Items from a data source
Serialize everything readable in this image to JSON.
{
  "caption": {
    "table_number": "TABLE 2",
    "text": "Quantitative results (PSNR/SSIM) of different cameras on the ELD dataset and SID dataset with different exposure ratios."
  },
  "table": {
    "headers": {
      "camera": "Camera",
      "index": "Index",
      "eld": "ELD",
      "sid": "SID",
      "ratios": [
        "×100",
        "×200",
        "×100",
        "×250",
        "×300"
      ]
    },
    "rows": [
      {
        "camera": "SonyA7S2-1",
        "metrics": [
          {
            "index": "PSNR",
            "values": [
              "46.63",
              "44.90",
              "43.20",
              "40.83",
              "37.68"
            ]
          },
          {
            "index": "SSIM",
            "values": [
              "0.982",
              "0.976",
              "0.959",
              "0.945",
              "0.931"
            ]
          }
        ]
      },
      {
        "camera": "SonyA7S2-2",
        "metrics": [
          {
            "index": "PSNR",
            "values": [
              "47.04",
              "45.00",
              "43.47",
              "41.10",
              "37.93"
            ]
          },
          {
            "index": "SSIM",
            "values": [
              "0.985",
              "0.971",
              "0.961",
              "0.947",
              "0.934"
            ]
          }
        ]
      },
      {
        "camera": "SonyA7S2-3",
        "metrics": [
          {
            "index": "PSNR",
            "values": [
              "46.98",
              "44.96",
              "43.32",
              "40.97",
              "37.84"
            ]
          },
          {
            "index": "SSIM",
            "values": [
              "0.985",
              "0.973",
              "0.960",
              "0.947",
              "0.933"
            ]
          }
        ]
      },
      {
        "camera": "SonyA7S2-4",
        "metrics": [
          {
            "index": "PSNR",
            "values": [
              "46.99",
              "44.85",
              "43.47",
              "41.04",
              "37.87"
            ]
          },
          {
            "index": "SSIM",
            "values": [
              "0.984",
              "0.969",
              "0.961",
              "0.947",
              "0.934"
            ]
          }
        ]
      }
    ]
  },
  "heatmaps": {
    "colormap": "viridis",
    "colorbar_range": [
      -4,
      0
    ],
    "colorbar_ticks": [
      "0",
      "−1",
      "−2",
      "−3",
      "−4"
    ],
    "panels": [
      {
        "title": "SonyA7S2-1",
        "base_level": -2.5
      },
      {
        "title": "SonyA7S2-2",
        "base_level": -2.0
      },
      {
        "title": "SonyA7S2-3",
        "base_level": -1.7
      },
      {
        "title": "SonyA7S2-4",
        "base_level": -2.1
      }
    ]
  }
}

§ **Description of the task**: Extract each record, keeping it identical to the original.

§ **Response for this exercise**:
Serialize everything readable in this image to JSON.
{
  "caption": {
    "table_number": "TABLE 2",
    "text": "Quantitative results (PSNR/SSIM) of different cameras on the ELD dataset and SID dataset with different exposure ratios."
  },
  "table": {
    "headers": {
      "camera": "Camera",
      "index": "Index",
      "eld": "ELD",
      "sid": "SID",
      "ratios": [
        "×100",
        "×200",
        "×100",
        "×250",
        "×300"
      ]
    },
    "rows": [
      {
        "camera": "SonyA7S2-1",
        "metrics": [
          {
            "index": "PSNR",
            "values": [
              "46.63",
              "44.90",
              "43.20",
              "40.83",
              "37.68"
            ]
          },
          {
            "index": "SSIM",
            "values": [
              "0.982",
              "0.976",
              "0.959",
              "0.945",
              "0.931"
            ]
          }
        ]
      },
      {
        "camera": "SonyA7S2-2",
        "metrics": [
          {
            "index": "PSNR",
            "values": [
              "47.04",
              "45.00",
              "43.47",
              "41.10",
              "37.93"
            ]
          },
          {
            "index": "SSIM",
            "values": [
              "0.985",
              "0.971",
              "0.961",
              "0.947",
              "0.934"
            ]
          }
        ]
      },
      {
        "camera": "SonyA7S2-3",
        "metrics": [
          {
            "index": "PSNR",
            "values": [
              "46.98",
              "44.96",
              "43.32",
              "40.97",
              "37.84"
            ]
          },
          {
            "index": "SSIM",
            "values": [
              "0.985",
              "0.973",
              "0.960",
              "0.947",
              "0.933"
            ]
          }
        ]
      },
      {
        "camera": "SonyA7S2-4",
        "metrics": [
          {
            "index": "PSNR",
            "values": [
              "46.99",
              "44.85",
              "43.47",
              "41.04",
              "37.87"
            ]
          },
          {
            "index": "SSIM",
            "values": [
              "0.984",
              "0.969",
              "0.961",
              "0.947",
              "0.934"
            ]
          }
        ]
      }
    ]
  },
  "heatmaps": {
    "colormap": "viridis",
    "colorbar_range": [
      -4,
      0
    ],
    "colorbar_ticks": [
      "0",
      "−1",
      "−2",
      "−3",
      "−4"
    ],
    "panels": [
      {
        "title": "SonyA7S2-1",
        "base_level": -2.5
      },
      {
        "title": "SonyA7S2-2",
        "base_level": -2.0
      },
      {
        "title": "SonyA7S2-3",
        "base_level": -1.7
      },
      {
        "title": "SonyA7S2-4",
        "base_level": -2.1
      }
    ]
  }
}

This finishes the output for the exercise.